--- Records to use ---

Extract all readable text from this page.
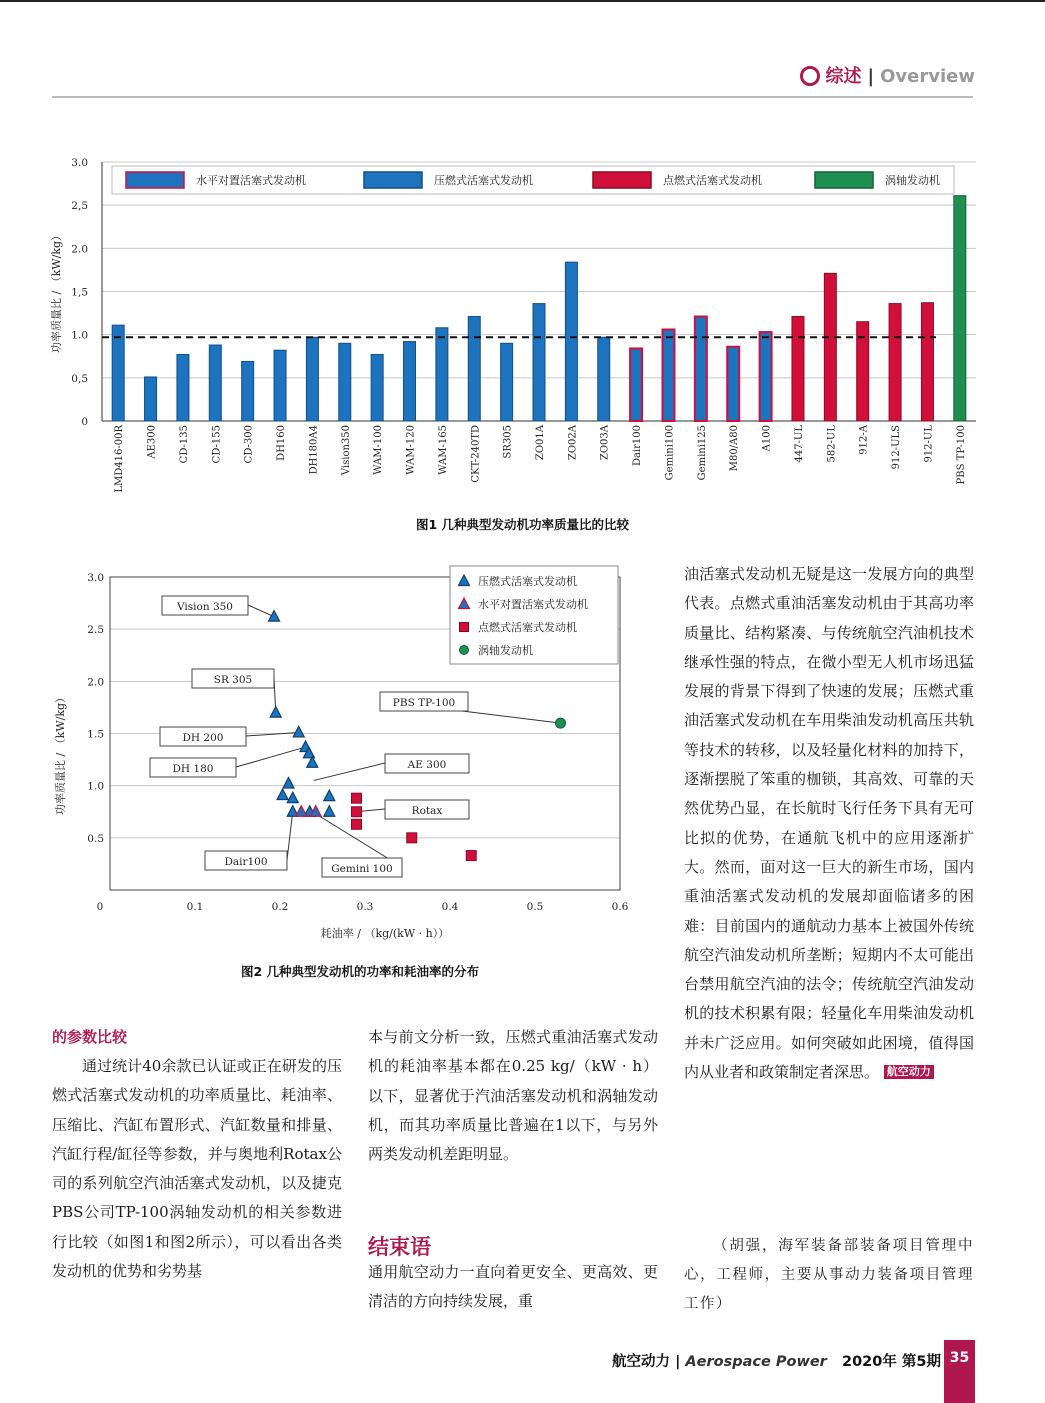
综述 | Overview
0
0,5
1.0
1,5
2.0
2,5
3.0
功率质量比 / （kW/kg）
LMD416-00R AE300 CD-135 CD-155 CD-300 DH160 DH180A4 Vision350 WAM-100 WAM-120 WAM-165 CKT-240TD SR305 ZO01A ZO02A ZO03A Dair100 Gemini100 Gemini125 M80/A80 A100 447-UL 582-UL 912-A 912-ULS 912-UL PBS TP-100
水平对置活塞式发动机	压燃式活塞式发动机	点燃式活塞式发动机	涡轴发动机
图1 几种典型发动机功率质量比的比较
0.5
1.0
1.5
2.0
2.5
3.0
0	0.1	0.2	0.3	0.4	0.5	0.6
耗油率 / （kg/(kW · h））
功率质量比 / （kW/kg）
Vision 350
SR 305
PBS TP-100
DH 200
DH 180	AE 300
Rotax
Dair100
Gemini 100
压燃式活塞式发动机
水平对置活塞式发动机
点燃式活塞式发动机
涡轴发动机
图2 几种典型发动机的功率和耗油率的分布
的参数比较
通过统计40余款已认证或正在研发的压燃式活塞式发动机的功率质量比、耗油率、压缩比、汽缸布置形式、汽缸数量和排量、汽缸行程/缸径等参数，并与奥地利Rotax公司的系列航空汽油活塞式发动机，以及捷克PBS公司TP-100涡轴发动机的相关参数进行比较（如图1和图2所示），可以看出各类发动机的优势和劣势基
本与前文分析一致，压燃式重油活塞式发动机的耗油率基本都在0.25 kg/（kW · h）以下，显著优于汽油活塞发动机和涡轴发动机，而其功率质量比普遍在1以下，与另外两类发动机差距明显。
结束语
通用航空动力一直向着更安全、更高效、更清洁的方向持续发展，重
油活塞式发动机无疑是这一发展方向的典型代表。点燃式重油活塞发动机由于其高功率质量比、结构紧凑、与传统航空汽油机技术继承性强的特点，在微小型无人机市场迅猛发展的背景下得到了快速的发展；压燃式重油活塞式发动机在车用柴油发动机高压共轨等技术的转移，以及轻量化材料的加持下，逐渐摆脱了笨重的枷锁，其高效、可靠的天然优势凸显，在长航时飞行任务下具有无可比拟的优势，在通航飞机中的应用逐渐扩大。然而，面对这一巨大的新生市场，国内重油活塞式发动机的发展却面临诸多的困难：目前国内的通航动力基本上被国外传统航空汽油发动机所垄断；短期内不太可能出台禁用航空汽油的法令；传统航空汽油发动机的技术积累有限；轻量化车用柴油发动机并未广泛应用。如何突破如此困境，值得国内从业者和政策制定者深思。 航空动力
（胡强，海军装备部装备项目管理中心，工程师，主要从事动力装备项目管理工作）
航空动力 | Aerospace Power 2020年 第5期 35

---

:: Do this ::
Say how many lines include the word "点燃式活塞式发动机"; reply with the number alone.

:: Solution ::
2